Thursday, 23 April 2020

British Illustrators 34: Judith Kerr

The late Judith Kerr, who passed away in 2019, will always be remembered for the ever popular “The Tiger who came to Tea”. She also created the Mog series, and wrote “When Hitler Stole Pink Rabbit”. She had personal experience to draw on for that book, since she was born in Weimar Germany, but her parents both knew that Nazi success in the 1933 elections could spell potential disaster for a Jewish family such as themselves, and the family moved to France before settling in Britain.

Judith Kerr became a naturalised British subject, and married Nigel Kneale. That name might not mean a great deal to you if you’re not British or of a certain age, but he wrote “Quatermass” which was the first TV science fiction serial to gain mass appeal in the UK, and led to 3 spin off films. Their son, Matthew Kneale is no mean writer himself. He wrote an excellent historical novel “English Passengers” which I can thoroughly recommend. Coming back to “The Tiger Who Came To Tea”, it was published in 1968, and has remained hugely popular ever since. Judith Kerr created the story after a visit to the zoo with her three year old daughter. It took her a year to make the book, and it has since become one of the best selling children’s books of all time.

> _Required tasks_:
1 - In the Judith Kerr post, retype the passage that begins at the words "The late Judith" and stop after "settling in Britain.".
2 - List every distinct title the Judith Kerr post gives in quotation marks, naming each one once.
3 - Please turn the paragraph of the Judith Kerr post beginning "Judith Kerr became a naturalised British subject" into a short bulleted list that keeps its main facts.

> _Records provided_:
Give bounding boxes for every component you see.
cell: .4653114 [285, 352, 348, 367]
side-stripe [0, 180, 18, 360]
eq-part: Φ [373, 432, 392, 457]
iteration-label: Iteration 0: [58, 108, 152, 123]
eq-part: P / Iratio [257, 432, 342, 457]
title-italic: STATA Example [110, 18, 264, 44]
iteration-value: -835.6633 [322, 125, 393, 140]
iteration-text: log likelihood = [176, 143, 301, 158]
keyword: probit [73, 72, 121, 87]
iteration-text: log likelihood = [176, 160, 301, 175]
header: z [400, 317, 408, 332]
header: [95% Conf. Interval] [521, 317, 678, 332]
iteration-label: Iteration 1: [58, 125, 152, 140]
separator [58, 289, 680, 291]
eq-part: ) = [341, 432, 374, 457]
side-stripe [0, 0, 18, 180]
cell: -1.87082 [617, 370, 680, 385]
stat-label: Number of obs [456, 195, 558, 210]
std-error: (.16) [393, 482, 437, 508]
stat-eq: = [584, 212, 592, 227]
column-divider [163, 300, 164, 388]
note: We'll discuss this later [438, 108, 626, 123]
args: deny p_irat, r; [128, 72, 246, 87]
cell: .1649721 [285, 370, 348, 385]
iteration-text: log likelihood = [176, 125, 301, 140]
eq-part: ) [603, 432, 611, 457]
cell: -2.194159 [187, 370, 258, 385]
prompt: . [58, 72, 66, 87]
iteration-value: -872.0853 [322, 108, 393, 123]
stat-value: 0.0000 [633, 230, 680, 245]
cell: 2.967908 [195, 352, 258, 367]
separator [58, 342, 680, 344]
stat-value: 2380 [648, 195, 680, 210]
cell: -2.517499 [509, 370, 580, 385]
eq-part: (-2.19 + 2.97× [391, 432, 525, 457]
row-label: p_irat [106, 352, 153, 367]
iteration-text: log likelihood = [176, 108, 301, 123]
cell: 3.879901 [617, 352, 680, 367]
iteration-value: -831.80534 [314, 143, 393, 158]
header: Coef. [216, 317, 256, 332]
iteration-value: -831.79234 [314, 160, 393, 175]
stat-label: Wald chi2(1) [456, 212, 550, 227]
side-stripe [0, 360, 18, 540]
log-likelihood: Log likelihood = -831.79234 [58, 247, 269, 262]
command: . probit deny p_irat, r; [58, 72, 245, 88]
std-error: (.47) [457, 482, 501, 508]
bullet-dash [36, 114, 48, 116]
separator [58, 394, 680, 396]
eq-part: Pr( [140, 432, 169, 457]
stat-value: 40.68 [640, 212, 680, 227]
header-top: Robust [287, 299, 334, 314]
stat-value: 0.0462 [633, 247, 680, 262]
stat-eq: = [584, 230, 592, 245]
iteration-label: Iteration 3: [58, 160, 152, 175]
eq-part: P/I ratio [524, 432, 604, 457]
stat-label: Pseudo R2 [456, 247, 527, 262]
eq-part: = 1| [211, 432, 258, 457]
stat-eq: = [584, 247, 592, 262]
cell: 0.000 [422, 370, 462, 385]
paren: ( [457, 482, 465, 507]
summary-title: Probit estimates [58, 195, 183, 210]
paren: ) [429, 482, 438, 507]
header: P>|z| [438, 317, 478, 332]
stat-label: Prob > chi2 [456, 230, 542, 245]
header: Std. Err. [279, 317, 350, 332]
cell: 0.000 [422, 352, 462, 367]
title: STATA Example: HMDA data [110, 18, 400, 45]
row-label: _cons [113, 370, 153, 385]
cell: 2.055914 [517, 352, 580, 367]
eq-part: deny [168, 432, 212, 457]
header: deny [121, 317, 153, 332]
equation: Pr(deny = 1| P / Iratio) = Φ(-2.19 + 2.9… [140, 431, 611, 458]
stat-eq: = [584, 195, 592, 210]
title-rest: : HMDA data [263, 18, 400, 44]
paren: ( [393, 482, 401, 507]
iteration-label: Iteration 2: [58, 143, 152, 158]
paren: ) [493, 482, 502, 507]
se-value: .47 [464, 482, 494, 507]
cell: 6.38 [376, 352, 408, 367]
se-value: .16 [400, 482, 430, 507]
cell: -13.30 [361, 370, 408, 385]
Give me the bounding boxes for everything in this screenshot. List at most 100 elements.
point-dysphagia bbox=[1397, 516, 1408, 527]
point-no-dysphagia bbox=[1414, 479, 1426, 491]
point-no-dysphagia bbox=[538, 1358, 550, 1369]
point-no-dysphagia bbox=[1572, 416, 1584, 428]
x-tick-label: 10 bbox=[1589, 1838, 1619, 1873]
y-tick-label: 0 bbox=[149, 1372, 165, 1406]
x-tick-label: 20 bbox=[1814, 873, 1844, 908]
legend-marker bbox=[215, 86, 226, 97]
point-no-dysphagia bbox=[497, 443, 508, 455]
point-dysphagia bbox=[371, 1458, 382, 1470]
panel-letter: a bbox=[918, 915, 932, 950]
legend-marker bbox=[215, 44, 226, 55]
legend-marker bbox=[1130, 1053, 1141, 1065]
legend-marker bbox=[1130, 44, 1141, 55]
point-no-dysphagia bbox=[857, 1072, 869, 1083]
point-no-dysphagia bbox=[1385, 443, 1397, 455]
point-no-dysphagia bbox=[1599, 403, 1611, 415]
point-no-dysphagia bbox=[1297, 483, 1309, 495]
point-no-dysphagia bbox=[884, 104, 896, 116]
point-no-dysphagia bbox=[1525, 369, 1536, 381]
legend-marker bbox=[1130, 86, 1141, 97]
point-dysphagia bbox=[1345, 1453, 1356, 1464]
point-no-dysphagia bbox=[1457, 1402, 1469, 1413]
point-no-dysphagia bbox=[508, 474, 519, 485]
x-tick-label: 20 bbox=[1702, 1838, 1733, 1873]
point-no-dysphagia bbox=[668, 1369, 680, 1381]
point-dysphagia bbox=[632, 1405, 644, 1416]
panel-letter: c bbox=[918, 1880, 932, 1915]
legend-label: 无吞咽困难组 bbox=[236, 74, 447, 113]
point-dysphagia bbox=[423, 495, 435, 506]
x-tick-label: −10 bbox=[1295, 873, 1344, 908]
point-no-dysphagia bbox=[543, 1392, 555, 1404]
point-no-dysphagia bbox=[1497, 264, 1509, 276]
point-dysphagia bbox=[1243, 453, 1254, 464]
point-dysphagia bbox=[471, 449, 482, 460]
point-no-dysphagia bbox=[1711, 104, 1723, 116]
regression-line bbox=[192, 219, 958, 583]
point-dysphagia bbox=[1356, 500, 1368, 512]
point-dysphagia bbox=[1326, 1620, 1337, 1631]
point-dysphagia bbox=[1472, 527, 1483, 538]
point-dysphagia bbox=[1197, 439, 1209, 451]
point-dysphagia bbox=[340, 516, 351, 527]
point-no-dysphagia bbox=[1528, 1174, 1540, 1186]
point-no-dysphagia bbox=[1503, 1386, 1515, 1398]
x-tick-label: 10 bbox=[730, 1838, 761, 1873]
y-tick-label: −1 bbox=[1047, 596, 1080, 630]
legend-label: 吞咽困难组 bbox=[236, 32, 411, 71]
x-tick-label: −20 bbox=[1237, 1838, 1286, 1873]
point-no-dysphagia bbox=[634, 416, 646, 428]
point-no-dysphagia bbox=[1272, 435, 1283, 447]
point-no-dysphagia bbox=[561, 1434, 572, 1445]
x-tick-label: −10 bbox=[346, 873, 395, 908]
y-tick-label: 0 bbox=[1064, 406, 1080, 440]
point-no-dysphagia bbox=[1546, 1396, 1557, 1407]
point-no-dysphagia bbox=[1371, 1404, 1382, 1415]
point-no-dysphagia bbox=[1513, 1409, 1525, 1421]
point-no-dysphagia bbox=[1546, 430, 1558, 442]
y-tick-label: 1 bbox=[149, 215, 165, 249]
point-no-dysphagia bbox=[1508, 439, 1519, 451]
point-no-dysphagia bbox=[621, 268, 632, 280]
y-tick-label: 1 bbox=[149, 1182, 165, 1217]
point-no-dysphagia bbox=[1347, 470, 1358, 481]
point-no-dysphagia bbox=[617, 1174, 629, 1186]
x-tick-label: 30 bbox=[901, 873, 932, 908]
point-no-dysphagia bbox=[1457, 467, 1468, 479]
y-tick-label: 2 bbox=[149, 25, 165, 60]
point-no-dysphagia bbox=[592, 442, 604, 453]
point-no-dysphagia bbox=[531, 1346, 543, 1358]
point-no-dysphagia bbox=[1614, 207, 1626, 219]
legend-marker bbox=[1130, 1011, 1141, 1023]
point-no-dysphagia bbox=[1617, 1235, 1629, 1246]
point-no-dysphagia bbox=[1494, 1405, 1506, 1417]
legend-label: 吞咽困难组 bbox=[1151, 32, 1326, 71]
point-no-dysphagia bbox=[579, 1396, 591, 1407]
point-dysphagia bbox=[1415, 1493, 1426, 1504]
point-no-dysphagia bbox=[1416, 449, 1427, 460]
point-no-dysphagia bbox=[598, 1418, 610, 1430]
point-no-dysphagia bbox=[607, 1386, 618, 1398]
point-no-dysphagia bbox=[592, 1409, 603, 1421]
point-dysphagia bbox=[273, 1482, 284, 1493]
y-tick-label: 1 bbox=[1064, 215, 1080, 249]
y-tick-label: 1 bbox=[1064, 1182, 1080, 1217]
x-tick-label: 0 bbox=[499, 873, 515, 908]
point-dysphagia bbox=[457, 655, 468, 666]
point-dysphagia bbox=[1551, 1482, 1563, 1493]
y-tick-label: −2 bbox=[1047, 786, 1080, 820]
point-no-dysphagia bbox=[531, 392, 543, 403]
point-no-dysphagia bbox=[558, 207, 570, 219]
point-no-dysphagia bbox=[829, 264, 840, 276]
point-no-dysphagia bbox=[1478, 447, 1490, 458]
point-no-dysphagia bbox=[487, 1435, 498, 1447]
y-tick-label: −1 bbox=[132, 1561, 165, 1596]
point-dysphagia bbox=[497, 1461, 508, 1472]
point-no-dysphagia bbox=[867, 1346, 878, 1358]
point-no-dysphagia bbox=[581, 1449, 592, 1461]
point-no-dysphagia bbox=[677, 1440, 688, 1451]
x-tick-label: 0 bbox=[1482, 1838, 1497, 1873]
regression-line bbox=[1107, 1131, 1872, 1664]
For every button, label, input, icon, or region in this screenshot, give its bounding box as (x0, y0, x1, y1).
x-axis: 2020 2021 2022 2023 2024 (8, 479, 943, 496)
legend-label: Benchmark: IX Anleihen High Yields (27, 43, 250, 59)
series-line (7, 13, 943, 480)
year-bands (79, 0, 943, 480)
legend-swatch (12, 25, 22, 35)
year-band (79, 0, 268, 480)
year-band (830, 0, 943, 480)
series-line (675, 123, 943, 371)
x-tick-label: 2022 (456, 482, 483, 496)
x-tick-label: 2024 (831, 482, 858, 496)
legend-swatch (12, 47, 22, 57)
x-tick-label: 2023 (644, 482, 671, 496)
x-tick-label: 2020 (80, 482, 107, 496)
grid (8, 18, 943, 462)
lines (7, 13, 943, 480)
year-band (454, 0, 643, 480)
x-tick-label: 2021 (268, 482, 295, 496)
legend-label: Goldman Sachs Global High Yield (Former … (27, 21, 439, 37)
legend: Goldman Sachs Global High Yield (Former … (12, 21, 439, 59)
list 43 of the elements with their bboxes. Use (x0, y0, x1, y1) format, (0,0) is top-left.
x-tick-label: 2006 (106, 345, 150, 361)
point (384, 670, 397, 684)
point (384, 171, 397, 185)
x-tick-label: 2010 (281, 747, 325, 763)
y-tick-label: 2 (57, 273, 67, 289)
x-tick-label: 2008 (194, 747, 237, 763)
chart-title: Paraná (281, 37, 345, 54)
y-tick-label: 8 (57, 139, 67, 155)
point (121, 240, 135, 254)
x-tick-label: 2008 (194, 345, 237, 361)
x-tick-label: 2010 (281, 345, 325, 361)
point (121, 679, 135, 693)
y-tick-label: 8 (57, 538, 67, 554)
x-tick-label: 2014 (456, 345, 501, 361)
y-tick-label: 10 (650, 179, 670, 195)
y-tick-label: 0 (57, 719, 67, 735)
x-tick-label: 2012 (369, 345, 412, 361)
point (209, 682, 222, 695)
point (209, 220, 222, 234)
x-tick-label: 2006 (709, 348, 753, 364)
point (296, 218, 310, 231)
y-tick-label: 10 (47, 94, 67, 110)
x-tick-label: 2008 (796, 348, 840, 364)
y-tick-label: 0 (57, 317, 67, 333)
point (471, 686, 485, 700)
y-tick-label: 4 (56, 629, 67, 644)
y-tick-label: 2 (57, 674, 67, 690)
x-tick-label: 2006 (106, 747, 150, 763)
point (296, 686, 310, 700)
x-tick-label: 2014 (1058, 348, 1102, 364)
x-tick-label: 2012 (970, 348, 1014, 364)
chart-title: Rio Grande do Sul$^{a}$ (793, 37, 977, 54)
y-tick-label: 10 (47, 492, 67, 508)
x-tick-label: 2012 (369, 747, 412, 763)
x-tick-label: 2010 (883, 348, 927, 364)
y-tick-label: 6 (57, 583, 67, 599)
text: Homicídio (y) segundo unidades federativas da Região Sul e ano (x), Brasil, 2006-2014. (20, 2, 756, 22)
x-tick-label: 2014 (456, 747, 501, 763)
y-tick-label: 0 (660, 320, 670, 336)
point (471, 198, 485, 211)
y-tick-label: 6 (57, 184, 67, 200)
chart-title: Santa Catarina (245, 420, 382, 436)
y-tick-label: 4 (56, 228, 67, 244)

> _The replies_:
1 -
The late Judith Kerr, who passed away in 2019, will always be remembered for the ever popular “The Tiger who came to Tea”. She also created the Mog series, and wrote “When Hitler Stole Pink Rabbit”. She had personal experience to draw on for that book, since she was born in Weimar Germany, but her parents both knew that Nazi success in the 1933 elections could spell potential disaster for a Jewish family such as themselves, and the family moved to France before settling in Britain.

2 -
- "The Tiger who came to Tea"
- "When Hitler Stole Pink Rabbit"
- "Quatermass"
- "English Passengers"

3 -
- Judith Kerr became a naturalized British subject and married Nigel Kneale.
- Kneale wrote "Quatermass," the first TV science fiction serial to gain mass appeal in the UK, which led to three spin-off films.
- Their son, Matthew Kneale, wrote the historical novel "English Passengers."
- "The Tiger Who Came To Tea" was published in 1968 and has stayed hugely popular.
- Kerr created the story after a zoo visit with her three-year-old daughter and took a year to make the book.
- It has become one of the best-selling children's books of all time.